*Written instruction*
Work out how many lines contain "驾驭企业的运作". Reply with the count alone.
:: Working data
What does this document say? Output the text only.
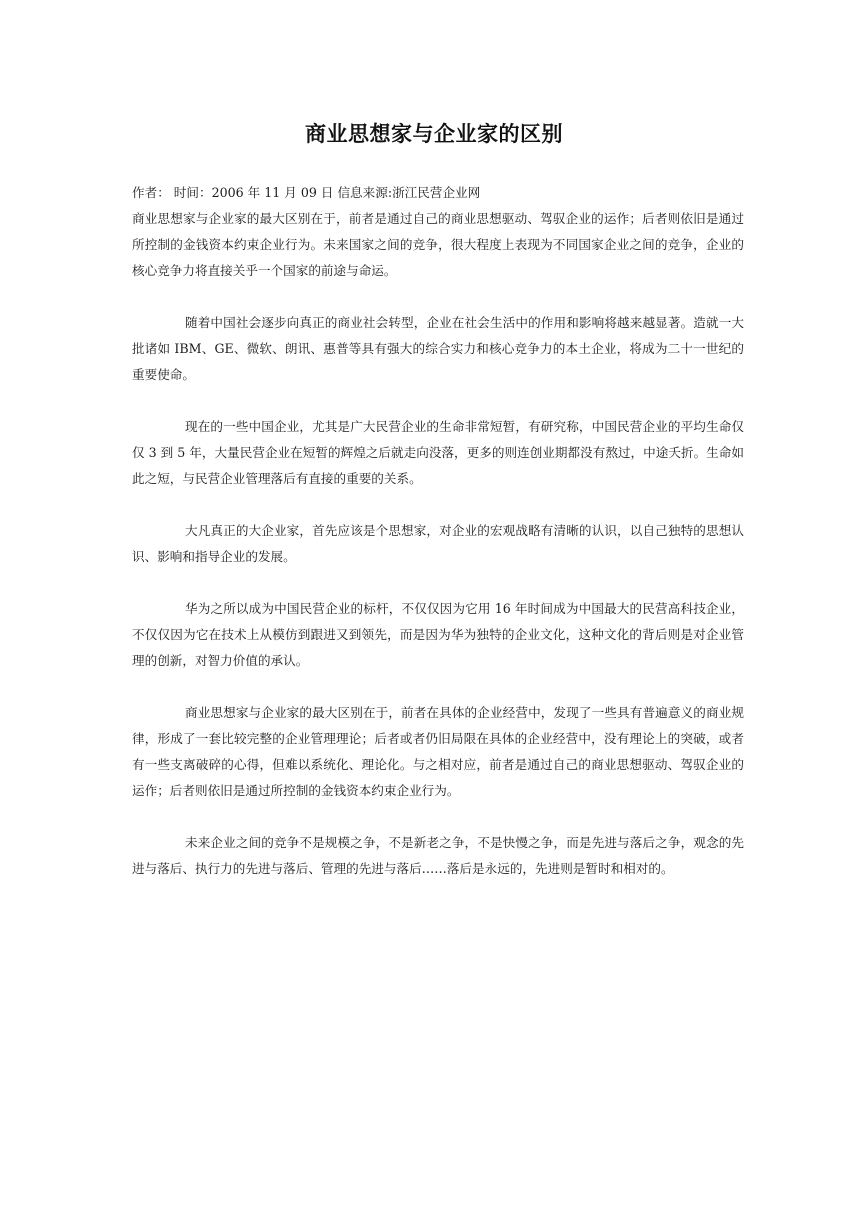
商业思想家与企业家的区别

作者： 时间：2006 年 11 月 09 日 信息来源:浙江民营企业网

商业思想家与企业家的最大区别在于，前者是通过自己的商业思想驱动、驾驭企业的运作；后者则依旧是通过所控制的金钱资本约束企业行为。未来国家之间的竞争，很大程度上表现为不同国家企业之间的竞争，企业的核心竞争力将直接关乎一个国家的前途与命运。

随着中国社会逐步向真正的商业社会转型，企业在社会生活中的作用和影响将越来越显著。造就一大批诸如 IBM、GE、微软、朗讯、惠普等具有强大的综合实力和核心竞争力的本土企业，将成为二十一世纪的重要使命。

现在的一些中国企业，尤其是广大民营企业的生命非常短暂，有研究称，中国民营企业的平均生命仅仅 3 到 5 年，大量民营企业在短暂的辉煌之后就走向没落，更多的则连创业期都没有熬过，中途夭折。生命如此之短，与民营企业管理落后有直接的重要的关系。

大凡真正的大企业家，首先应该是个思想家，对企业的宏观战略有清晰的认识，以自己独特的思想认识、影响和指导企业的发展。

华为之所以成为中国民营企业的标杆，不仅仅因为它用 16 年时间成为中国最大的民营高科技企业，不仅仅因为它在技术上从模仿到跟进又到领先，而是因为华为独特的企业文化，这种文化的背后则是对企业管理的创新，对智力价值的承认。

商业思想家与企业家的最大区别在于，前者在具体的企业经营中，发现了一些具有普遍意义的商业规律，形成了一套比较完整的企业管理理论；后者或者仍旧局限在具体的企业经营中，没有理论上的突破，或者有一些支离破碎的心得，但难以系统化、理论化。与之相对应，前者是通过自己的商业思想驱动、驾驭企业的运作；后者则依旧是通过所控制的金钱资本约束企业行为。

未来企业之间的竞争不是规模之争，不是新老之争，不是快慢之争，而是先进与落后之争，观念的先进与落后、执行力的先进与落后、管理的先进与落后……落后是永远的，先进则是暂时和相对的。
::::
*Exercise output*
2